══ Records for this task
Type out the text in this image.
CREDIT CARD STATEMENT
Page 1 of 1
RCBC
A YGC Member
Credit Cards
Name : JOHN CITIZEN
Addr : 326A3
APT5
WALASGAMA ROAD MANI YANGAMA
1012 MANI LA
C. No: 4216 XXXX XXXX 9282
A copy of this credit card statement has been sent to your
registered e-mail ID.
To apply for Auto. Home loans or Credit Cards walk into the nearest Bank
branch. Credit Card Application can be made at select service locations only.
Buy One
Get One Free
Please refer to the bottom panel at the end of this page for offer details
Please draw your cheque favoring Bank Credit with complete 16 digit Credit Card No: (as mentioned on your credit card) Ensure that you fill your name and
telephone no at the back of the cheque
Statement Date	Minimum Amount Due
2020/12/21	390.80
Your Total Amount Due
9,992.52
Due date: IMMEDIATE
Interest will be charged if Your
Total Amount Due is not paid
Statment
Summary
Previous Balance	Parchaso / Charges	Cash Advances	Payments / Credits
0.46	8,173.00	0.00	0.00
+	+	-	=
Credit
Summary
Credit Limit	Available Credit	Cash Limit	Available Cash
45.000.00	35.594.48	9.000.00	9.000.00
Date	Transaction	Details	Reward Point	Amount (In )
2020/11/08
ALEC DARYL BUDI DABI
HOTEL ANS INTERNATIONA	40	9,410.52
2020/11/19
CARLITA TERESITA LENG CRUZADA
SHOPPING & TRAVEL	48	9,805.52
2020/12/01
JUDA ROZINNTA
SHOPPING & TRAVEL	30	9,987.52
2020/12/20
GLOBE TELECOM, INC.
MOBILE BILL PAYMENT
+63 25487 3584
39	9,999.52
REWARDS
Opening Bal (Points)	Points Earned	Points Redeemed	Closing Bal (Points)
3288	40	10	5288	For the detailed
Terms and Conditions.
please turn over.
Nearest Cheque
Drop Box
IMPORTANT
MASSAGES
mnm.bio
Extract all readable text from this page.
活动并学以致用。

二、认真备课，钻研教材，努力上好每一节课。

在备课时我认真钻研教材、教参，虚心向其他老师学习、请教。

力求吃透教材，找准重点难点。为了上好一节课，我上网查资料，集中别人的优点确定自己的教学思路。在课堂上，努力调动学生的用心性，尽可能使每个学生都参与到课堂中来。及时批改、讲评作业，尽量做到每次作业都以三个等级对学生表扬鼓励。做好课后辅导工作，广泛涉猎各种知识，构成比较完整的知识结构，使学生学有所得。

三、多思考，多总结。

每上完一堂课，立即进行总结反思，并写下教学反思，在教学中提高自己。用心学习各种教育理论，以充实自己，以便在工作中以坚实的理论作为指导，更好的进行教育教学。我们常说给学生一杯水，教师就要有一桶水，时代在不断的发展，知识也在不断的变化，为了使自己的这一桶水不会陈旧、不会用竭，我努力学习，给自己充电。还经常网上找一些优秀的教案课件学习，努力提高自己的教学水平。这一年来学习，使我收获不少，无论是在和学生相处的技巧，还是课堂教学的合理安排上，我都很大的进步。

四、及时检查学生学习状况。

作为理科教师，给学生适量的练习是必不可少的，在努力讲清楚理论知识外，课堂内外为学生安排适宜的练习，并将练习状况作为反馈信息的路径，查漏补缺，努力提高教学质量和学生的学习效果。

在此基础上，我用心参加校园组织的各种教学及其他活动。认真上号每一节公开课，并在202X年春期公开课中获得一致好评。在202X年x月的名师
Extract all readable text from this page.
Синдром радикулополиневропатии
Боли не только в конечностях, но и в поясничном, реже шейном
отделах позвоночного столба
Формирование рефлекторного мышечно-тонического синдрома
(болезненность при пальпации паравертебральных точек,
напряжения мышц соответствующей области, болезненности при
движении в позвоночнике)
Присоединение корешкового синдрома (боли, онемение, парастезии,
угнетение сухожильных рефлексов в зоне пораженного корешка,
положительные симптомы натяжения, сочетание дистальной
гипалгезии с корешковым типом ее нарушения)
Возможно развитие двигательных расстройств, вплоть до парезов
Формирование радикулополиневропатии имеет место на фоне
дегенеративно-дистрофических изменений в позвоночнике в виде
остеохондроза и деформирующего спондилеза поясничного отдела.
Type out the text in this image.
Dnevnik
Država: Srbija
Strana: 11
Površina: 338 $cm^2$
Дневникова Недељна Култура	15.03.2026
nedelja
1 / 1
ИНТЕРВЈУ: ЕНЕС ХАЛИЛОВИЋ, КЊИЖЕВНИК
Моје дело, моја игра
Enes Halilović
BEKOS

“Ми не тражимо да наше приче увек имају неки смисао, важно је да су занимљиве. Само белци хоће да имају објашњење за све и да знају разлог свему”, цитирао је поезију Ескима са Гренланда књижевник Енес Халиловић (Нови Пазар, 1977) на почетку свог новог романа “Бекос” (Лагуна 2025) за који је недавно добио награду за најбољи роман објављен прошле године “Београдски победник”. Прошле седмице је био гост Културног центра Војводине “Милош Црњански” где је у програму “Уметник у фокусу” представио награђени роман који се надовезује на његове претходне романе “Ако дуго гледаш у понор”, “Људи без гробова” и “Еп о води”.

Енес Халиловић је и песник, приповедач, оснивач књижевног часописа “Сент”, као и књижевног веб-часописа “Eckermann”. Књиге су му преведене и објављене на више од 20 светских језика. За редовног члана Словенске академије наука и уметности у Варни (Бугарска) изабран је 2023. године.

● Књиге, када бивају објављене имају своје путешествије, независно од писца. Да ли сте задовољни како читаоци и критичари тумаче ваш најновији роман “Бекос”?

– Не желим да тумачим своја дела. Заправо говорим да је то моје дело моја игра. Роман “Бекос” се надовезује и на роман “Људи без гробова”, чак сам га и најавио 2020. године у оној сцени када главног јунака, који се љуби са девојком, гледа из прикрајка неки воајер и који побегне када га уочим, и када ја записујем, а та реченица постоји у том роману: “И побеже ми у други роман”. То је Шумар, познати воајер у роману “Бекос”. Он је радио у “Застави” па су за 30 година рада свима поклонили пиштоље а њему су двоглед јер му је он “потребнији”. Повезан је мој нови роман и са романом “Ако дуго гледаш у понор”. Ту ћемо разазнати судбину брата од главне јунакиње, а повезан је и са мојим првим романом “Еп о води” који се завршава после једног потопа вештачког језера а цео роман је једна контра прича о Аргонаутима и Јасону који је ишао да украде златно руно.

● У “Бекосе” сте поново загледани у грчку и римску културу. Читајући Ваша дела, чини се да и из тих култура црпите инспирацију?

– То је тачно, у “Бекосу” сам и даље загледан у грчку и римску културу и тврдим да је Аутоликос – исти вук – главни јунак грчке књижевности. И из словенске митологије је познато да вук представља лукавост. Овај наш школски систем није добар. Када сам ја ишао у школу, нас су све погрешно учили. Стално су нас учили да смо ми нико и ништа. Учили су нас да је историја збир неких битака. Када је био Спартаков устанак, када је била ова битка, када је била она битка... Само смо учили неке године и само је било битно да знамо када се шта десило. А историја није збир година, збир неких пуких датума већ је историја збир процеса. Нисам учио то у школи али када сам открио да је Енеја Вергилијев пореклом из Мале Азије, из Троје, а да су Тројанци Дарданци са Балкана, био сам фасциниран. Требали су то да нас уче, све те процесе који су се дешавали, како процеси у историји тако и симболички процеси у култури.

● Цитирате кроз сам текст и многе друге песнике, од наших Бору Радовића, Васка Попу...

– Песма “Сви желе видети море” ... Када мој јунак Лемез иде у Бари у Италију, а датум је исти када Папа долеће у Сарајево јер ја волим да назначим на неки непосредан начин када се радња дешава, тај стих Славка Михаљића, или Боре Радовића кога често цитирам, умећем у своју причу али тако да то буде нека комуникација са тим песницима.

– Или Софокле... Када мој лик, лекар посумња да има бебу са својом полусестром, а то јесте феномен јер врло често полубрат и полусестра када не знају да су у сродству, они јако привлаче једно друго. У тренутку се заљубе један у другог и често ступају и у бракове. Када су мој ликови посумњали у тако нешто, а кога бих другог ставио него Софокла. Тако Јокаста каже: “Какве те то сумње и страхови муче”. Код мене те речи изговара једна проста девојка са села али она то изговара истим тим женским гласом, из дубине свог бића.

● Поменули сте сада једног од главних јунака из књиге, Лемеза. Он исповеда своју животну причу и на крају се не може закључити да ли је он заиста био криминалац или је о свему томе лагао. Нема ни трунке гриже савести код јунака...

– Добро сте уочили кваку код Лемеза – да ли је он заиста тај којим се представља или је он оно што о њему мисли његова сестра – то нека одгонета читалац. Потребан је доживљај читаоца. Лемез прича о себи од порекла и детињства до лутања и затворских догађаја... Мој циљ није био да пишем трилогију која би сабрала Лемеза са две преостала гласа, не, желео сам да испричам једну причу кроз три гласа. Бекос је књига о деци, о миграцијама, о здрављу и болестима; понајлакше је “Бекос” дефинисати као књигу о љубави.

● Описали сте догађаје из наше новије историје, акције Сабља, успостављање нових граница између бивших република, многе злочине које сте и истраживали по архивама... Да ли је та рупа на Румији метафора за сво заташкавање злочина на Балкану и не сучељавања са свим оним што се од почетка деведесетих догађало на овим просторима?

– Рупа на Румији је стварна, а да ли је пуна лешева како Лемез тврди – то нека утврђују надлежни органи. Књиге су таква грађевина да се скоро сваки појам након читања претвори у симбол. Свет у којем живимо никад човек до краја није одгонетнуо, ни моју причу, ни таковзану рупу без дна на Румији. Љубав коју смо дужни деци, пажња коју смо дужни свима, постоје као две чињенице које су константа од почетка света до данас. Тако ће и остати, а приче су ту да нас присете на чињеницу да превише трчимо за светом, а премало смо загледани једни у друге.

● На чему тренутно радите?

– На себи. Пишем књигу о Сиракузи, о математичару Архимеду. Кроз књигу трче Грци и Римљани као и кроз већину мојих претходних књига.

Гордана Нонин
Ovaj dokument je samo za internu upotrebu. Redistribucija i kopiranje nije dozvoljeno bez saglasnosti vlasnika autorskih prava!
════
- **What the task asks**
Of the lines in the data, how many contain the word "књигу"? Provide the number and nothing further.

- **Exercise output**
2